[Start of Text block]

First up was a bus to Christchurch, where I only spent one night. The following morning I boarded the Coastal Pacific train to Picton. I first found out about this train when I arrived to the South Island by ferry, and saw a train coming into the station next to the ferry station. I did some research about it and found out that it’s a line connecting Picton to Christchurch called the Coastal Pacific. Since I had already booked a bus ticket to Christchurch on that occasion, I told myself that I would take the train when I had to eventually return to this area.
It was an early 7am departure from Christchurch’s train station. Check-in process was a bliss and I was assigned a window seat. The carriage I was in was half empty. Everything inside seem very clean and new. Large windows, comfortable seats, and a screen showing you a map and the train’s current position. Headphones are provided for the commentary, which describes the attractions and history of the many regions along the way.

[End of Text block]
[Start of Extracted material]

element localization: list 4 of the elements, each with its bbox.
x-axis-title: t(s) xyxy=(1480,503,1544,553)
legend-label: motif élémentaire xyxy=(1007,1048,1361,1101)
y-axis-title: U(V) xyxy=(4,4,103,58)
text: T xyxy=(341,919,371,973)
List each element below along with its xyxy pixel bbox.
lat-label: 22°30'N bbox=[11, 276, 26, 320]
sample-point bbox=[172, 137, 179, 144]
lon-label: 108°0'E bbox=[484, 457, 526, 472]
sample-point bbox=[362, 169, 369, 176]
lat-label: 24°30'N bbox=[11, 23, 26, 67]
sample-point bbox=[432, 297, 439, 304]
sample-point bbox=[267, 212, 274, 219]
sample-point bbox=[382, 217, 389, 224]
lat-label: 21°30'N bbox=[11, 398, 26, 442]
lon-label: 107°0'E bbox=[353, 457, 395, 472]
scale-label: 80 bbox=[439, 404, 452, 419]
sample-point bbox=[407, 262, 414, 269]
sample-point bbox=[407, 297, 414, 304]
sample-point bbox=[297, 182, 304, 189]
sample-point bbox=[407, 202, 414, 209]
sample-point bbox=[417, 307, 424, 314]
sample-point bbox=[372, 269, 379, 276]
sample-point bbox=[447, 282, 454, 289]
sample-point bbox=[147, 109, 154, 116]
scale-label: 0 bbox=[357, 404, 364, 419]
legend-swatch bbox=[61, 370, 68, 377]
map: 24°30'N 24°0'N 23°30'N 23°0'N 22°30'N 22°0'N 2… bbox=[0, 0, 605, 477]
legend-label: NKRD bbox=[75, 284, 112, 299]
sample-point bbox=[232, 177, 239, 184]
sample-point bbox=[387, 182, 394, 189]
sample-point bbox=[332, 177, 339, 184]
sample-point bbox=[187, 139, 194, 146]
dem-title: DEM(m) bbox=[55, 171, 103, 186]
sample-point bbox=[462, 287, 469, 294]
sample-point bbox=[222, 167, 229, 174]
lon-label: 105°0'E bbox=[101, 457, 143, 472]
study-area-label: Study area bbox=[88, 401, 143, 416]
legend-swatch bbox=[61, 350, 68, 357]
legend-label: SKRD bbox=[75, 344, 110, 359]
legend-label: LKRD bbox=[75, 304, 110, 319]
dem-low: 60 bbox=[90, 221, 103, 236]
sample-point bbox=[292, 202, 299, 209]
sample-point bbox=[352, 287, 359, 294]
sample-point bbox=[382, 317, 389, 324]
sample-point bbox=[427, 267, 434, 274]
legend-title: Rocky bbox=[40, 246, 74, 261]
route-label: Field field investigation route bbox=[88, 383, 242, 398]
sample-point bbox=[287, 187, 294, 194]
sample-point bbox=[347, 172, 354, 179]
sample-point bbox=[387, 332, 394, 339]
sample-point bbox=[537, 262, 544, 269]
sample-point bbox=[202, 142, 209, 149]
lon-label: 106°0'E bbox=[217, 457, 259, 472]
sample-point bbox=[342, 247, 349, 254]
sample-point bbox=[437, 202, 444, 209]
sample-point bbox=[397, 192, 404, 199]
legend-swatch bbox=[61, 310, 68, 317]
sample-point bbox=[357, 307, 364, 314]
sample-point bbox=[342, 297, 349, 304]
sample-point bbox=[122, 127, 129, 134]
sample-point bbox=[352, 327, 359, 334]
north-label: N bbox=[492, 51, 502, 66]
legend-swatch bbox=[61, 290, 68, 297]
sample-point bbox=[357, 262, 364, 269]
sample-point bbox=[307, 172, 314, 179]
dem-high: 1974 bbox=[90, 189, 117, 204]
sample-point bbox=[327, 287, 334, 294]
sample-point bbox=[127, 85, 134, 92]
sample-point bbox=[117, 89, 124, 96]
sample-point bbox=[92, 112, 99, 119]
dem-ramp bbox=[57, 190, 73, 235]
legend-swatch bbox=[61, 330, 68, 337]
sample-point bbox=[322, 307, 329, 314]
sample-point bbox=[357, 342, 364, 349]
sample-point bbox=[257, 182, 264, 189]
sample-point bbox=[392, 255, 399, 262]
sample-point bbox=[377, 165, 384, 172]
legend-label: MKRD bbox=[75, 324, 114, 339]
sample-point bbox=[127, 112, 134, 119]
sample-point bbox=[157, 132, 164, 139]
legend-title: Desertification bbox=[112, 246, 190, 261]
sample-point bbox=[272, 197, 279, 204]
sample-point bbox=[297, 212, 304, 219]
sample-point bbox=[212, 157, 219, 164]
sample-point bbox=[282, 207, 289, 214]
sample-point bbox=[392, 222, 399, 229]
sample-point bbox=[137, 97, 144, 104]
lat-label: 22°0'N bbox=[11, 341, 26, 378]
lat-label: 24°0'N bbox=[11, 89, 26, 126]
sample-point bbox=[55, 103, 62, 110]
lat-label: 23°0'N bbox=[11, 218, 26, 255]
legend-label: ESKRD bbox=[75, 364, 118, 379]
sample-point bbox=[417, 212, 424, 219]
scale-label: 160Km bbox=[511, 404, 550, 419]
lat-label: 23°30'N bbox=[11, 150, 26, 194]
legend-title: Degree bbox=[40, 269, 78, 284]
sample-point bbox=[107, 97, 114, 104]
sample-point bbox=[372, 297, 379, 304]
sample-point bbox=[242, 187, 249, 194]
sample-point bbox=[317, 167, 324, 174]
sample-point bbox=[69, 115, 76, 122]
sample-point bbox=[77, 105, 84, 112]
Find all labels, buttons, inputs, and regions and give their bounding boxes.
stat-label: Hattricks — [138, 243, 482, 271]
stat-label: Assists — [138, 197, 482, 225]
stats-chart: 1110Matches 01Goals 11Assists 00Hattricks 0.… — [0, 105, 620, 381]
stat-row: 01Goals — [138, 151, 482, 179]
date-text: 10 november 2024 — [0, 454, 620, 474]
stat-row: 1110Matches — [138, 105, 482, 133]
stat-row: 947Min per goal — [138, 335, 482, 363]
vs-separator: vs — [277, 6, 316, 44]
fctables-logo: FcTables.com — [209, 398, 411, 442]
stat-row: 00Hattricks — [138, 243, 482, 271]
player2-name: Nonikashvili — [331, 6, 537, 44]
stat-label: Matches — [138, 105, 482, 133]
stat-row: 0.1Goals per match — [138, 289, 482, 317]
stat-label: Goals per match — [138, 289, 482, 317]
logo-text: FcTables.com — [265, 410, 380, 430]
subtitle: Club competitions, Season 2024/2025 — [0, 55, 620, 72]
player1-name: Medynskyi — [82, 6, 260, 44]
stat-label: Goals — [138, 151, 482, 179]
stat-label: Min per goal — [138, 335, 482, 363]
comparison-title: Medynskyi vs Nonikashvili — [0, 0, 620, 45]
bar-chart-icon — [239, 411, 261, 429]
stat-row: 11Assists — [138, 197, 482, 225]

[End of Extracted material]

### Tasks to carry out:
A – Answer these questions about the Coastal Pacific account:
(i) At what time did the train depart from Christchurch's train station?
(ii) What is the name of the line that connects Picton to Christchurch?
(iii) What is provided for the commentary on board?
B – In the Coastal Pacific account, rewrite everything from "First up was" down to "to this area.", renaming "ferry" as "boat" throughout.

### Answers:
A –
(i) 7am
(ii) The Coastal Pacific
(iii) Headphones

B –
First up was a bus to Christchurch, where I only spent one night. The following morning I boarded the Coastal Pacific train to Picton. I first found out about this train when I arrived to the South Island by boat, and saw a train coming into the station next to the boat station. I did some research about it and found out that it’s a line connecting Picton to Christchurch called the Coastal Pacific. Since I had already booked a bus ticket to Christchurch on that occasion, I told myself that I would take the train when I had to eventually return to this area.